Bounding box annotations:
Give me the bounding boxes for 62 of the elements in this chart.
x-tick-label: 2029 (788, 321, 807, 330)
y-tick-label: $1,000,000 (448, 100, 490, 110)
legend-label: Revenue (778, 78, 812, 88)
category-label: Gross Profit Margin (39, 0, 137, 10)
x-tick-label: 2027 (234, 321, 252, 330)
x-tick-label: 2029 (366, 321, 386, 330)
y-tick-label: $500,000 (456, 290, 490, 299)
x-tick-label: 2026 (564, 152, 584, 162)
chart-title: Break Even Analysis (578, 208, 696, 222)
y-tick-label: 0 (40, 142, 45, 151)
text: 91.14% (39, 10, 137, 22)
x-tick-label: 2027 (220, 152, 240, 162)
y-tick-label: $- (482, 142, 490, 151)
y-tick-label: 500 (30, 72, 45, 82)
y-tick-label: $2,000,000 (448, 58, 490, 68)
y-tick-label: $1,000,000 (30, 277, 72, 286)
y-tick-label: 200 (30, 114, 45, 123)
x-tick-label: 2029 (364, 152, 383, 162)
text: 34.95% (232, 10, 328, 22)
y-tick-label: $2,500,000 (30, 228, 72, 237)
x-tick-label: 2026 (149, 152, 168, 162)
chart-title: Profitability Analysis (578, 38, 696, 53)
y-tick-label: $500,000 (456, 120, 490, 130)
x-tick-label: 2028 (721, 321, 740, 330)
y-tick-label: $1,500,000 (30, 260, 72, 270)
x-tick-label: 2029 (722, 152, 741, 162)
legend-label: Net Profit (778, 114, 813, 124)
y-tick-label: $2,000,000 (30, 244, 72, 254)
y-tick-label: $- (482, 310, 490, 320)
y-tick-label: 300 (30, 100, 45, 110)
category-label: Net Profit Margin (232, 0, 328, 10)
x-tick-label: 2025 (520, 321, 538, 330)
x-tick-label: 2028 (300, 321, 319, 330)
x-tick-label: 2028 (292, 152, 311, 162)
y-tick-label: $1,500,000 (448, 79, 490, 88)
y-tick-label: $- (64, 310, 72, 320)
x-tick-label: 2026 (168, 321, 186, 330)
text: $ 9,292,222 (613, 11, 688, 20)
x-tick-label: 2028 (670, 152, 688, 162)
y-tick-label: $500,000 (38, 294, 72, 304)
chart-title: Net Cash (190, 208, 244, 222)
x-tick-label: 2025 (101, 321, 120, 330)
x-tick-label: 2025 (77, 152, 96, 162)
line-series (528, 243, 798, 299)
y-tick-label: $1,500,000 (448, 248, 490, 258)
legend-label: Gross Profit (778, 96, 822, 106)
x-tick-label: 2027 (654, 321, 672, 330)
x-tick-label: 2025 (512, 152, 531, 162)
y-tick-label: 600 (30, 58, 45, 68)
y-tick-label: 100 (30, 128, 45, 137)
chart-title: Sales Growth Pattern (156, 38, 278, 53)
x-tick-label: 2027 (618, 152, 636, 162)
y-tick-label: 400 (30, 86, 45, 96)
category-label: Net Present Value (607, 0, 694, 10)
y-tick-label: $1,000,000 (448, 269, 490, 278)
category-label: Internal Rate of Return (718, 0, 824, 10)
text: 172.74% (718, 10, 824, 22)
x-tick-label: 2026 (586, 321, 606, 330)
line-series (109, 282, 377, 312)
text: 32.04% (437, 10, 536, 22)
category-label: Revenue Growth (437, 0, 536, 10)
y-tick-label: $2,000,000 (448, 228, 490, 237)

WHAT TO PRODUCE:
Duplicate all of the lines above exactly as they appear.

IN RESPONSE:
Give me the bounding boxes for 62 of the elements in this chart.
x-tick-label: 2029 (788, 321, 807, 330)
y-tick-label: $1,000,000 (448, 100, 490, 110)
legend-label: Revenue (778, 78, 812, 88)
category-label: Gross Profit Margin (39, 0, 137, 10)
x-tick-label: 2027 (234, 321, 252, 330)
x-tick-label: 2029 (366, 321, 386, 330)
y-tick-label: $500,000 (456, 290, 490, 299)
x-tick-label: 2026 (564, 152, 584, 162)
chart-title: Break Even Analysis (578, 208, 696, 222)
y-tick-label: 0 (40, 142, 45, 151)
text: 91.14% (39, 10, 137, 22)
x-tick-label: 2027 (220, 152, 240, 162)
y-tick-label: $- (482, 142, 490, 151)
y-tick-label: 500 (30, 72, 45, 82)
y-tick-label: $2,000,000 (448, 58, 490, 68)
y-tick-label: $1,000,000 (30, 277, 72, 286)
y-tick-label: 200 (30, 114, 45, 123)
x-tick-label: 2029 (364, 152, 383, 162)
text: 34.95% (232, 10, 328, 22)
y-tick-label: $2,500,000 (30, 228, 72, 237)
x-tick-label: 2026 (149, 152, 168, 162)
chart-title: Profitability Analysis (578, 38, 696, 53)
y-tick-label: $500,000 (456, 120, 490, 130)
x-tick-label: 2028 (721, 321, 740, 330)
y-tick-label: $1,500,000 (30, 260, 72, 270)
x-tick-label: 2029 (722, 152, 741, 162)
legend-label: Net Profit (778, 114, 813, 124)
y-tick-label: $2,000,000 (30, 244, 72, 254)
y-tick-label: $- (482, 310, 490, 320)
y-tick-label: 300 (30, 100, 45, 110)
category-label: Net Profit Margin (232, 0, 328, 10)
x-tick-label: 2025 (520, 321, 538, 330)
x-tick-label: 2028 (300, 321, 319, 330)
x-tick-label: 2028 (292, 152, 311, 162)
y-tick-label: $1,500,000 (448, 79, 490, 88)
y-tick-label: $- (64, 310, 72, 320)
x-tick-label: 2026 (168, 321, 186, 330)
text: $ 9,292,222 (613, 11, 688, 20)
x-tick-label: 2028 (670, 152, 688, 162)
y-tick-label: $500,000 (38, 294, 72, 304)
chart-title: Net Cash (190, 208, 244, 222)
x-tick-label: 2025 (101, 321, 120, 330)
x-tick-label: 2025 (77, 152, 96, 162)
line-series (528, 243, 798, 299)
y-tick-label: $1,500,000 (448, 248, 490, 258)
legend-label: Gross Profit (778, 96, 822, 106)
x-tick-label: 2027 (654, 321, 672, 330)
x-tick-label: 2025 (512, 152, 531, 162)
y-tick-label: 600 (30, 58, 45, 68)
y-tick-label: 100 (30, 128, 45, 137)
chart-title: Sales Growth Pattern (156, 38, 278, 53)
x-tick-label: 2027 (618, 152, 636, 162)
y-tick-label: 400 (30, 86, 45, 96)
category-label: Net Present Value (607, 0, 694, 10)
y-tick-label: $1,000,000 (448, 269, 490, 278)
category-label: Internal Rate of Return (718, 0, 824, 10)
text: 172.74% (718, 10, 824, 22)
x-tick-label: 2026 (586, 321, 606, 330)
line-series (109, 282, 377, 312)
text: 32.04% (437, 10, 536, 22)
category-label: Revenue Growth (437, 0, 536, 10)
y-tick-label: $2,000,000 (448, 228, 490, 237)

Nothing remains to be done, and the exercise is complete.